== Exercise objective ==
Reproduce every line of the entries below character for character, but leave the pictures out of your answer.

[Annotated element entries]
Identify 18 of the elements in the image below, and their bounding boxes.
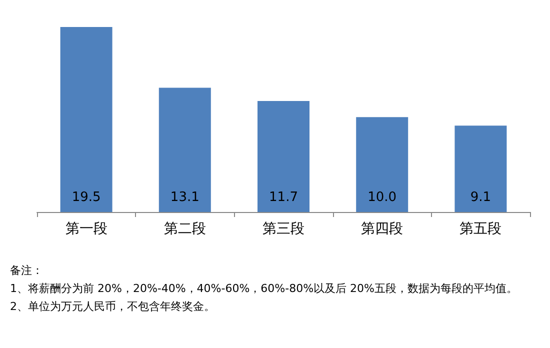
- x-tick-label: 第五段: [460, 221, 502, 237]
- bar: [60, 27, 112, 212]
- data-label: 9.1: [470, 190, 492, 205]
- bar: [258, 101, 310, 212]
- text: 2、单位为万元人民币，不包含年终奖金。: [10, 299, 216, 315]
- bar: [158, 88, 211, 212]
- text: 备注：: [10, 263, 44, 279]
- data-label: 10.0: [368, 190, 397, 205]
- x-tick-label: 第三段: [262, 221, 304, 237]
- data-label: 11.7: [269, 190, 298, 205]
- data-label: 19.5: [72, 190, 101, 205]
- bar: [356, 117, 408, 212]
- data-label: 13.1: [170, 190, 200, 205]
- text: 1、将薪酬分为前 20%，20%-40%，40%-60%，60%-80%以及后 20%五段，数据为每段的平均值。: [10, 281, 518, 297]
- x-tick-label: 第四段: [361, 221, 404, 237]
- bar: [454, 126, 507, 212]
- x-tick-label: 第一段: [65, 221, 108, 237]
- x-tick-label: 第二段: [164, 221, 206, 237]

== Solution below ==
Identify 18 of the elements in the image below, and their bounding boxes.
- x-tick-label: 第五段: [460, 221, 502, 237]
- bar: [60, 27, 112, 212]
- data-label: 9.1: [470, 190, 492, 205]
- bar: [258, 101, 310, 212]
- text: 2、单位为万元人民币，不包含年终奖金。: [10, 299, 216, 315]
- bar: [158, 88, 211, 212]
- text: 备注：: [10, 263, 44, 279]
- data-label: 10.0: [368, 190, 397, 205]
- x-tick-label: 第三段: [262, 221, 304, 237]
- data-label: 11.7: [269, 190, 298, 205]
- data-label: 19.5: [72, 190, 101, 205]
- bar: [356, 117, 408, 212]
- data-label: 13.1: [170, 190, 200, 205]
- text: 1、将薪酬分为前 20%，20%-40%，40%-60%，60%-80%以及后 20%五段，数据为每段的平均值。: [10, 281, 518, 297]
- x-tick-label: 第四段: [361, 221, 404, 237]
- bar: [454, 126, 507, 212]
- x-tick-label: 第一段: [65, 221, 108, 237]
- x-tick-label: 第二段: [164, 221, 206, 237]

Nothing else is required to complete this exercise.